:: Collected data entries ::
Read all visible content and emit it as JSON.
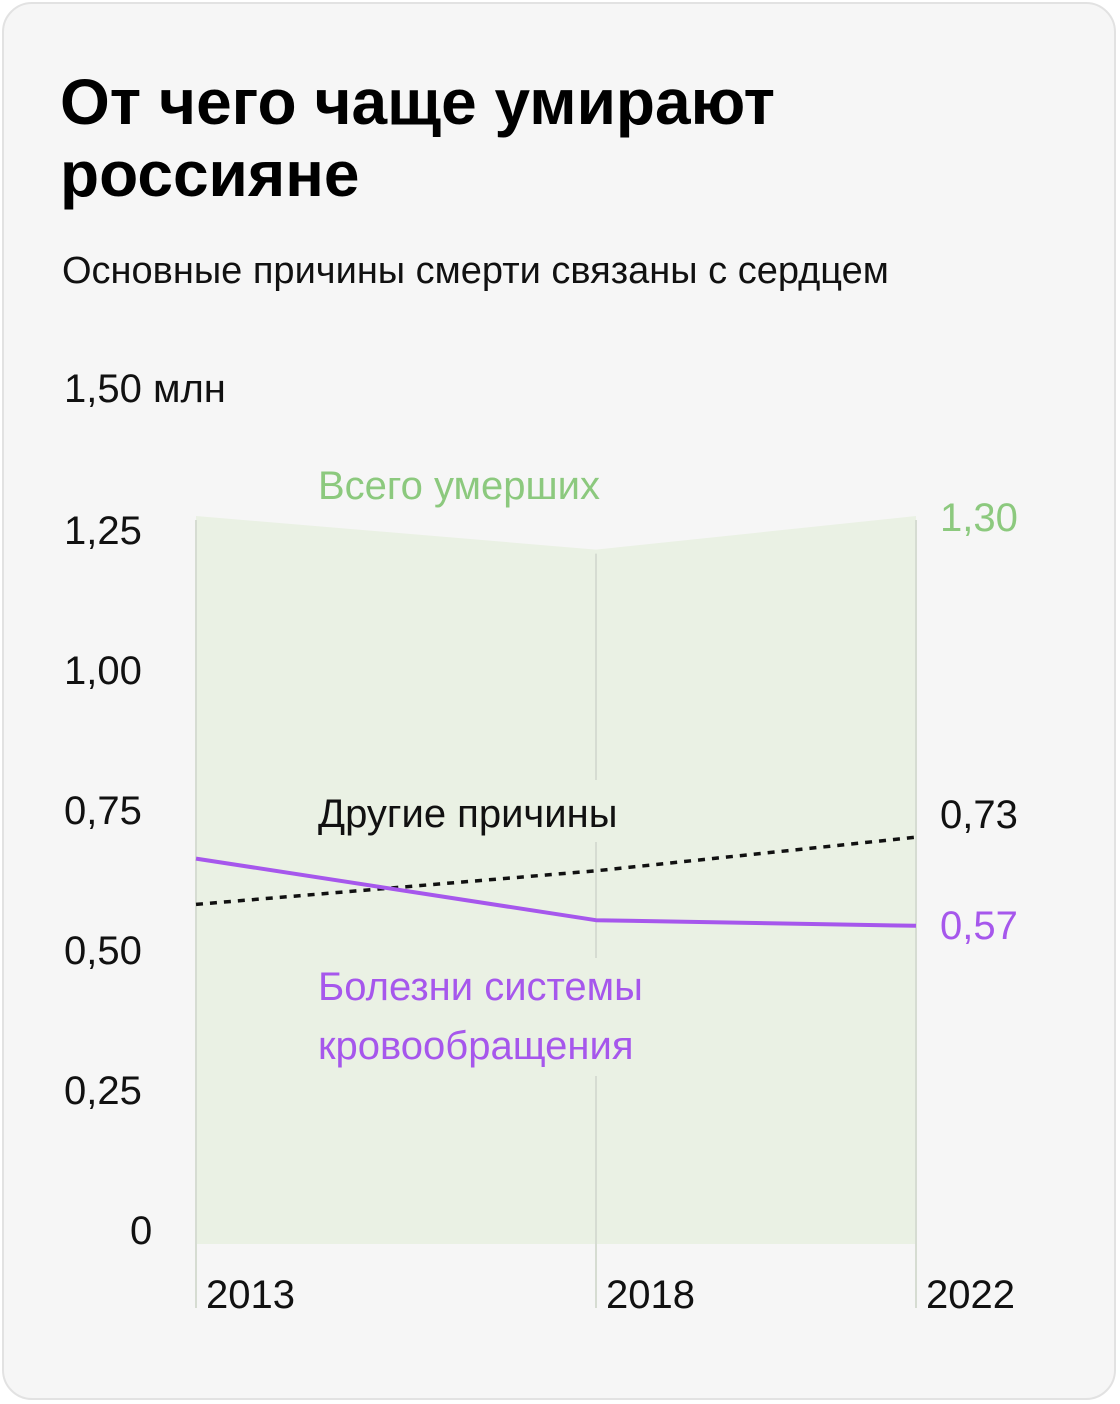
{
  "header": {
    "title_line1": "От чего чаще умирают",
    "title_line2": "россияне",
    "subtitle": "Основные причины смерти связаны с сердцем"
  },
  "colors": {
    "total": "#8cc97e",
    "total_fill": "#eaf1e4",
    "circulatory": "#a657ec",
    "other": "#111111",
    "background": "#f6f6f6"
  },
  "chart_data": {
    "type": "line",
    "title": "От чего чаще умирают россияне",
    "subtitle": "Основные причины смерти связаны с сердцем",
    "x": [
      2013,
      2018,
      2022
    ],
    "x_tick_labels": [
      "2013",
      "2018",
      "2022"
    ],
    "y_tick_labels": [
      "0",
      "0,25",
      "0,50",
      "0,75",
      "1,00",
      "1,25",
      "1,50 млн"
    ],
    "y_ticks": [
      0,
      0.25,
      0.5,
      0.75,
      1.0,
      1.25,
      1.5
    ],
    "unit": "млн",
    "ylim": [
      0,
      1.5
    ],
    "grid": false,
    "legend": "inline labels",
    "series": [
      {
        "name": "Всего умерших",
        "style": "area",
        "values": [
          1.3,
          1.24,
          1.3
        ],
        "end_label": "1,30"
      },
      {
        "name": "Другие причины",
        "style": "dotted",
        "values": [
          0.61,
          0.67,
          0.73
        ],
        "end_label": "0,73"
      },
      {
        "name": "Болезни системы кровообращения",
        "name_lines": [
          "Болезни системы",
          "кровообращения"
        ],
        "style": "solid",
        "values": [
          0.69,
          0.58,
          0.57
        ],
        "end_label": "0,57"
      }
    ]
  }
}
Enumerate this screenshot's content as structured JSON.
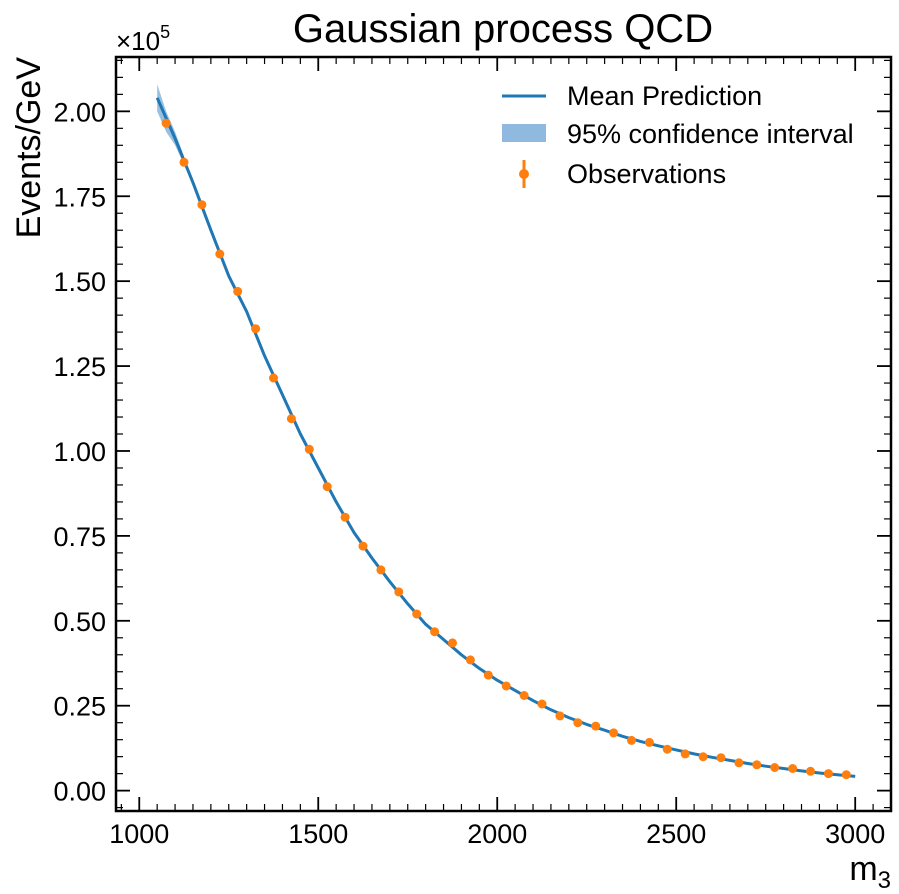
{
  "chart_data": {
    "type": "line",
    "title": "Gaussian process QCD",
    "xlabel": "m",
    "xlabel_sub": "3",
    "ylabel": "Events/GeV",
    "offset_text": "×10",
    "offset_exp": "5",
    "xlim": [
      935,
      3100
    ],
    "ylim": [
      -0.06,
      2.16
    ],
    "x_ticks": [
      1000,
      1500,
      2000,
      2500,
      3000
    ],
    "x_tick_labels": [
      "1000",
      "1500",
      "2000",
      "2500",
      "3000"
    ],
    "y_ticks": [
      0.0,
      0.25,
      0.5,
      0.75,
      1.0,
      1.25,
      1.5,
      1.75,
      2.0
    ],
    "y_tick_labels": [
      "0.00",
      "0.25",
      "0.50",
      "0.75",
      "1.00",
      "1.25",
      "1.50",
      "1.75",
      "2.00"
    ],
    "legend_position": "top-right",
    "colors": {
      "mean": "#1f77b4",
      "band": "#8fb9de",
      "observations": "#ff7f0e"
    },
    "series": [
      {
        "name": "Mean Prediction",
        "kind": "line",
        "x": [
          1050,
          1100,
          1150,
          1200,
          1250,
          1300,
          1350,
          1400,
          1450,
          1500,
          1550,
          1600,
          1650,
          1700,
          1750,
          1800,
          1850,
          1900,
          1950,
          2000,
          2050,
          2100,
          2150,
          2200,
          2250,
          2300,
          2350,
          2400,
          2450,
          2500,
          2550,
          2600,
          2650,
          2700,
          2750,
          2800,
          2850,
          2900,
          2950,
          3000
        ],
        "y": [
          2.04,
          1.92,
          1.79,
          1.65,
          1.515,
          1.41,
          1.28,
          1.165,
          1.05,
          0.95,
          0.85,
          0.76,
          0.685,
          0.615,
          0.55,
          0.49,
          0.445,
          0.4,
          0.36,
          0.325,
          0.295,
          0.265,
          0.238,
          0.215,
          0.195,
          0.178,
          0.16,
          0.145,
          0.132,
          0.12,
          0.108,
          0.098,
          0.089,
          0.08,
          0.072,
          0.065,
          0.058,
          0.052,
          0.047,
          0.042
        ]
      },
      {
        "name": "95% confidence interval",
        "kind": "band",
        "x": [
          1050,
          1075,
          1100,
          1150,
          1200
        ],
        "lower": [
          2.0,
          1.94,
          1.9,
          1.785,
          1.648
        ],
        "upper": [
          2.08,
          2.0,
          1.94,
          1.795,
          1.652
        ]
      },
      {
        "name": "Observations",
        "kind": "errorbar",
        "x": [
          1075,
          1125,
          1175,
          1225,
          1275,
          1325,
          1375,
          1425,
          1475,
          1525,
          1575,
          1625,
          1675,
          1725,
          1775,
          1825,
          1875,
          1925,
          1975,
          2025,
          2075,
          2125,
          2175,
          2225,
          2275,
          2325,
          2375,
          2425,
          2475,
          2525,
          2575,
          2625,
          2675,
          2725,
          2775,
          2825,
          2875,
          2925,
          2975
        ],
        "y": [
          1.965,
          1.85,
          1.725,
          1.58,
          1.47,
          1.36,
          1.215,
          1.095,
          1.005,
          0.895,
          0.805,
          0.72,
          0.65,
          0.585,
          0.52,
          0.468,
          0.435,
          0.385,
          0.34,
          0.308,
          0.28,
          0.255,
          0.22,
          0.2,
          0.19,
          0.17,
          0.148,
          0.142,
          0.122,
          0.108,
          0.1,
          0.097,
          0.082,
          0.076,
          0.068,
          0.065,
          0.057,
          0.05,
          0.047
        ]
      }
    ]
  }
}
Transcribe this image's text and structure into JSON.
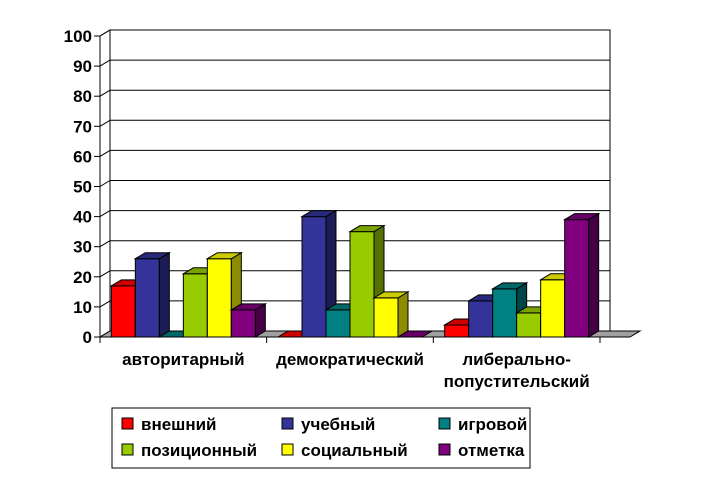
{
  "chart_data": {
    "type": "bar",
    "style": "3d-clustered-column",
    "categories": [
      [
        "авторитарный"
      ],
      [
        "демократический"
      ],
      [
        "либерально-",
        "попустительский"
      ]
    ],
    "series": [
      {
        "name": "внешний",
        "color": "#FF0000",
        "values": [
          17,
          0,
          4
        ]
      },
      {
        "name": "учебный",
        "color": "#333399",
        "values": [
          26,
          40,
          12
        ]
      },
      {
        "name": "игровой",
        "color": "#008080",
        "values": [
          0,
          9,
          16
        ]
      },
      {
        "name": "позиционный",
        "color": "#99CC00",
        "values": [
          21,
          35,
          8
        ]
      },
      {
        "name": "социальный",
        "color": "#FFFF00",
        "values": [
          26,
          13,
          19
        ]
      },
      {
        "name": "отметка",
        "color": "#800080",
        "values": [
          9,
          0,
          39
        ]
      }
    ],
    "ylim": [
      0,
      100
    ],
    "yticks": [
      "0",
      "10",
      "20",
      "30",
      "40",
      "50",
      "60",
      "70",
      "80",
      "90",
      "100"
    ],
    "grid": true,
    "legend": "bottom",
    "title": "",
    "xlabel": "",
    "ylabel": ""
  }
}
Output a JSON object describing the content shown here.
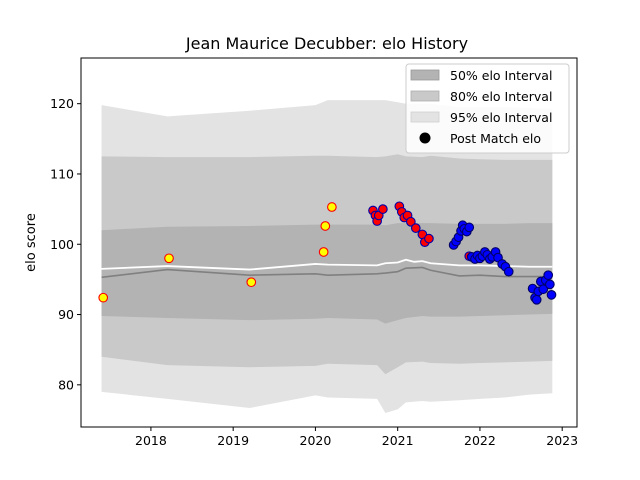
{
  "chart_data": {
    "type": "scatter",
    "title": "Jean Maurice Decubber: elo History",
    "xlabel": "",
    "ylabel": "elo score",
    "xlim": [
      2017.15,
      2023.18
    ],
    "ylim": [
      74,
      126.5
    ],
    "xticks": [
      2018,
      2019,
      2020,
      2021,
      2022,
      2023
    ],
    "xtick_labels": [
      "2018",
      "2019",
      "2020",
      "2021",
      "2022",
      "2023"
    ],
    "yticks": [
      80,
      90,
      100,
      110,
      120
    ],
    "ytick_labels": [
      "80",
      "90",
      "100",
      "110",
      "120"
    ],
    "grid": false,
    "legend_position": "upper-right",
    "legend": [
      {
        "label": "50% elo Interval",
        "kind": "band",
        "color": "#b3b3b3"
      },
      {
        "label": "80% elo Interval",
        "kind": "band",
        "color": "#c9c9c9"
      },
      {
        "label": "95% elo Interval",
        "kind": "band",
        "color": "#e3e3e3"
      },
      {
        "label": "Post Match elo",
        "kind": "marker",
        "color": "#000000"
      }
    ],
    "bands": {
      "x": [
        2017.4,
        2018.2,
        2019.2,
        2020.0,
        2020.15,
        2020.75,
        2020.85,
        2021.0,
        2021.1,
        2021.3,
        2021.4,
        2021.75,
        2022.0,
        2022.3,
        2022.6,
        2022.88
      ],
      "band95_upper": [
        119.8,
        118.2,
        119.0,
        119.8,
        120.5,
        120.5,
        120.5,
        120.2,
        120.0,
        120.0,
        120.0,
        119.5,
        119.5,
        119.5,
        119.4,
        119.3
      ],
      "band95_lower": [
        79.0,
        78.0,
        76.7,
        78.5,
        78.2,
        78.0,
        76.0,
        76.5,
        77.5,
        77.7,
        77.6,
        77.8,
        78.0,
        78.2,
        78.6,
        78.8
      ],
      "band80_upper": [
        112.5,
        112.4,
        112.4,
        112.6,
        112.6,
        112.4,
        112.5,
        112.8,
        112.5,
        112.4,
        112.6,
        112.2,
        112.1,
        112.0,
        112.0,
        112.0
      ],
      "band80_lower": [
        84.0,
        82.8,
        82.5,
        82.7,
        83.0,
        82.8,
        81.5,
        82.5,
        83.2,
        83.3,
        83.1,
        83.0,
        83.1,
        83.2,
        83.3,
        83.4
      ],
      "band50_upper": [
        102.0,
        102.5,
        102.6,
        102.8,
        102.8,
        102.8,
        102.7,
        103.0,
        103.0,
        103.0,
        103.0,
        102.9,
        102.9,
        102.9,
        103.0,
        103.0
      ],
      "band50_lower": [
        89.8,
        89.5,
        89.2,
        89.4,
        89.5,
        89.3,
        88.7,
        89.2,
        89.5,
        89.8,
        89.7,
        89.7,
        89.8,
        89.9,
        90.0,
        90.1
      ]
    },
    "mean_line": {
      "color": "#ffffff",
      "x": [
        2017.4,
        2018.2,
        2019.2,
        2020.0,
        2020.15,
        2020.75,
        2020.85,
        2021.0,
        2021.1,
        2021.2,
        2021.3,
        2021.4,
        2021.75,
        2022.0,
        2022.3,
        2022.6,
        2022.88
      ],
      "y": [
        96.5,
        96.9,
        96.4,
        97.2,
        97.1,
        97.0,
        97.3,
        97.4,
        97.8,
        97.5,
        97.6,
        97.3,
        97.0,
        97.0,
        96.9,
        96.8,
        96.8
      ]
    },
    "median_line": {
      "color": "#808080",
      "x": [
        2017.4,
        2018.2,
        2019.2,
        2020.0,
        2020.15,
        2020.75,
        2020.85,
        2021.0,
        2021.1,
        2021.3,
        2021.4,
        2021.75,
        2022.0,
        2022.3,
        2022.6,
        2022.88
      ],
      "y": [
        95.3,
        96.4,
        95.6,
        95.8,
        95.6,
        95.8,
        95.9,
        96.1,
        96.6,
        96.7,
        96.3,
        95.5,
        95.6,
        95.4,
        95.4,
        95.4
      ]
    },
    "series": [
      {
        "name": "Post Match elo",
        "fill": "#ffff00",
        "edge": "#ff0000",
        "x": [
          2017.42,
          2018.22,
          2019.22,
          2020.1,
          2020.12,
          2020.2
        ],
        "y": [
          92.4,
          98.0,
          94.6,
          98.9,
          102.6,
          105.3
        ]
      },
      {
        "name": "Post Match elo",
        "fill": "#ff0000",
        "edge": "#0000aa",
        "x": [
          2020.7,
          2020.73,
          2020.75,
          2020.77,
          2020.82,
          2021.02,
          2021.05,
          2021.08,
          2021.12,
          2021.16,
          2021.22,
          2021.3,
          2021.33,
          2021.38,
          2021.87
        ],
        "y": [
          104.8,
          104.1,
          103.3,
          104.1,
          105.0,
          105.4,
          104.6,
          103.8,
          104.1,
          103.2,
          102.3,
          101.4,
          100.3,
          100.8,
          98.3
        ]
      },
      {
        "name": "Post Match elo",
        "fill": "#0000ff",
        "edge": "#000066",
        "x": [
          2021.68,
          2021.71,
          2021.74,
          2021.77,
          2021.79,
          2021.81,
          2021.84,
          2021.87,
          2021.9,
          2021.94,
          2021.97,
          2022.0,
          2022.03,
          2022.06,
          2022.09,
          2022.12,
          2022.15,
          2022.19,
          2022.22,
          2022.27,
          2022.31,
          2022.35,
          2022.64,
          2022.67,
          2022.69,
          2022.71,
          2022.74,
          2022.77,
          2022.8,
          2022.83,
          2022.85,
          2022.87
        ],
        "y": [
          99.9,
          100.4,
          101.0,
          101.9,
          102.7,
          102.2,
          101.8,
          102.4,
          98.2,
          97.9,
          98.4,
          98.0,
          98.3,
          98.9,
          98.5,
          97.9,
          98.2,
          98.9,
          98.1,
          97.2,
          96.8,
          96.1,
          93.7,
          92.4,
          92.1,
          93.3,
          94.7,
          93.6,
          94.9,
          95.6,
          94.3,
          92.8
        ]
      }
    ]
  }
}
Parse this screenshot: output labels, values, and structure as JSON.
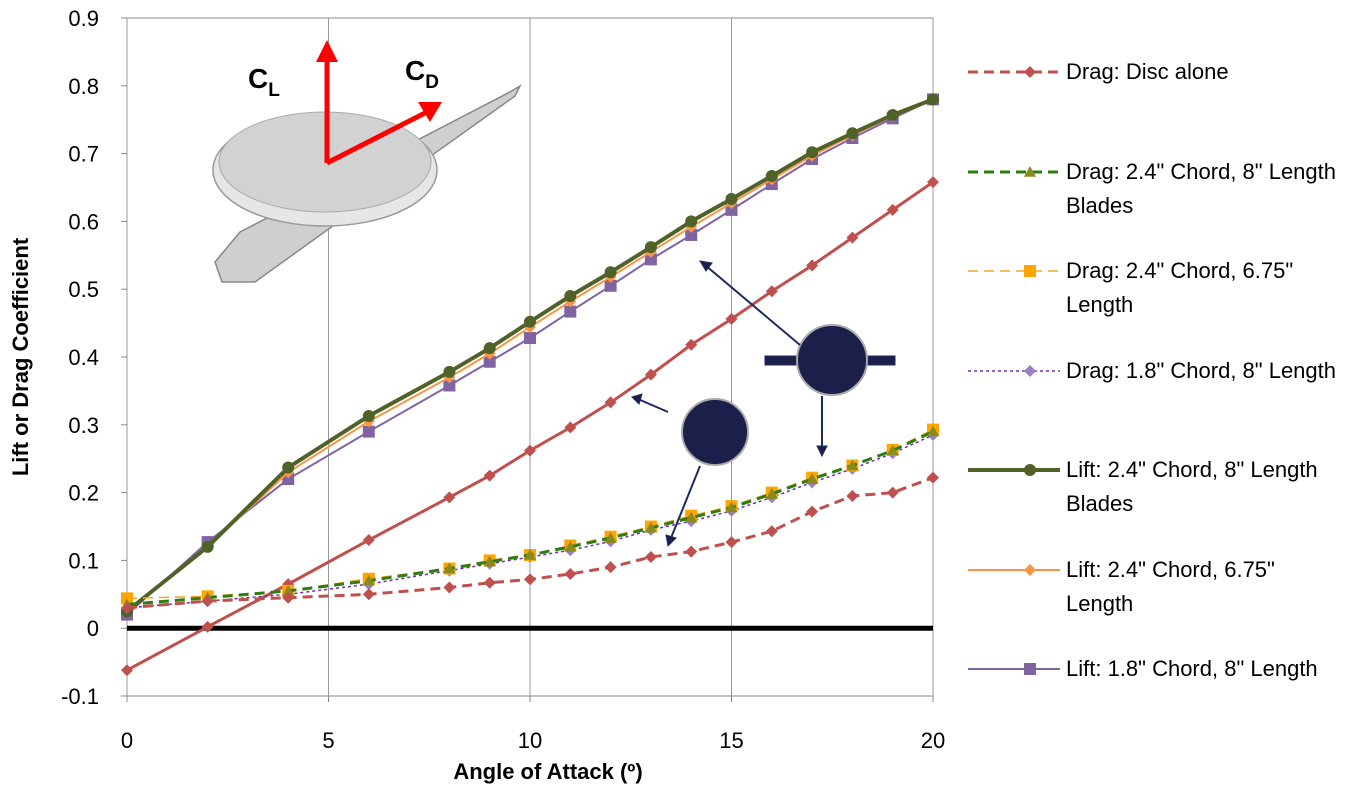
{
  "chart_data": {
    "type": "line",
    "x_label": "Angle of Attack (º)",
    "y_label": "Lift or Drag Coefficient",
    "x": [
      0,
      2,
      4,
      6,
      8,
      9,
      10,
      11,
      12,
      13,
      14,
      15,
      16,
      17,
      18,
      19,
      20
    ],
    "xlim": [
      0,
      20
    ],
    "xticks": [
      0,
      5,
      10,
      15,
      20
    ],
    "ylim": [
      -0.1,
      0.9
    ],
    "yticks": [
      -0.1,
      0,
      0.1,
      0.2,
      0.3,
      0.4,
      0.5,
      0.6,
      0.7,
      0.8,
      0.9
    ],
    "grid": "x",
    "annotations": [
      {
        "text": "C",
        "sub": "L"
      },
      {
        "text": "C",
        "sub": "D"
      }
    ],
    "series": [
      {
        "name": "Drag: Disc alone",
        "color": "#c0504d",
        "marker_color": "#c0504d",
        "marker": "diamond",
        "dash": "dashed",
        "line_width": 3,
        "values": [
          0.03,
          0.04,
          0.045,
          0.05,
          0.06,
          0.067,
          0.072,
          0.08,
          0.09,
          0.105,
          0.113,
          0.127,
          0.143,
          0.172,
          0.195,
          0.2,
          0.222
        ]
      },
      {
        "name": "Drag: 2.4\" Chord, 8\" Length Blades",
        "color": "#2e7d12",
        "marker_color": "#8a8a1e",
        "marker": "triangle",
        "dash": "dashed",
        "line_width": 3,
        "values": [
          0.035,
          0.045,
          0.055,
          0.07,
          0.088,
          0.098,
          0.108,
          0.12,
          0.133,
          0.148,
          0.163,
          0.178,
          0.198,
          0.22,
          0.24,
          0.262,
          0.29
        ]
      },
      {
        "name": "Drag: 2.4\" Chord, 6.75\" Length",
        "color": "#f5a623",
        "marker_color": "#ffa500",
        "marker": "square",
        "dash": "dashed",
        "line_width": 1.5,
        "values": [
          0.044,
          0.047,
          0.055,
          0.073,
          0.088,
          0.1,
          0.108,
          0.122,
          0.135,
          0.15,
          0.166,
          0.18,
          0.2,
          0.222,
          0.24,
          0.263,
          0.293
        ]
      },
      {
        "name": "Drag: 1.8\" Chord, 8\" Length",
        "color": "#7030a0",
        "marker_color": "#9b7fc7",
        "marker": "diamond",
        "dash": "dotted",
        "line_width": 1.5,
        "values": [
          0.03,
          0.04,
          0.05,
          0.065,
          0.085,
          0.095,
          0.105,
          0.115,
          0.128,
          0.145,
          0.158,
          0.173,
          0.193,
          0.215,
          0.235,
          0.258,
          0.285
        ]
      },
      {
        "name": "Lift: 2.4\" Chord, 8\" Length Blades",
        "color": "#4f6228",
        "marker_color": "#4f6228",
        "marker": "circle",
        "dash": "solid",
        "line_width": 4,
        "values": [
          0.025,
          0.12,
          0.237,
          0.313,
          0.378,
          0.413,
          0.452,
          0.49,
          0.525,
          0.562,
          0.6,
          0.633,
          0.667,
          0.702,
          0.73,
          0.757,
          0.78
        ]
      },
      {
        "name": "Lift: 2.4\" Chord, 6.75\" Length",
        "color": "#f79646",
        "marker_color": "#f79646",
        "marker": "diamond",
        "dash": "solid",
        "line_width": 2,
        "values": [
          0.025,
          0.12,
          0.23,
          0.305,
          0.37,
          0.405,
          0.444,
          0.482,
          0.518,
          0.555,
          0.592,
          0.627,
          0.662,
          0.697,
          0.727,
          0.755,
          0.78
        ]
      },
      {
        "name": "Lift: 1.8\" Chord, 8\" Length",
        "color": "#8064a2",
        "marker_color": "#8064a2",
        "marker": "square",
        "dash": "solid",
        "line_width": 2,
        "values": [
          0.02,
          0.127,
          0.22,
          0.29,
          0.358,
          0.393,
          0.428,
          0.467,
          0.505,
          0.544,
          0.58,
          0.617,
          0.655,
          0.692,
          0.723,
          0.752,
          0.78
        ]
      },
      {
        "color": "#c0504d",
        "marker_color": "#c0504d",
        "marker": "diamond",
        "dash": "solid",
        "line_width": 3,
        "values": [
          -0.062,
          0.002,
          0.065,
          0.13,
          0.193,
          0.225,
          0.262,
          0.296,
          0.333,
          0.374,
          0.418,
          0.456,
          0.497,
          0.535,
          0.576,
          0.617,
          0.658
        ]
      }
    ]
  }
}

:: Objective ::
Select the lines from the entries that include the word "subtitle".

:: Exercise solution ::
    "subtitle": "Основные причины смерти связаны с сердцем"
    "subtitle": "Основные причины смерти связаны с сердцем",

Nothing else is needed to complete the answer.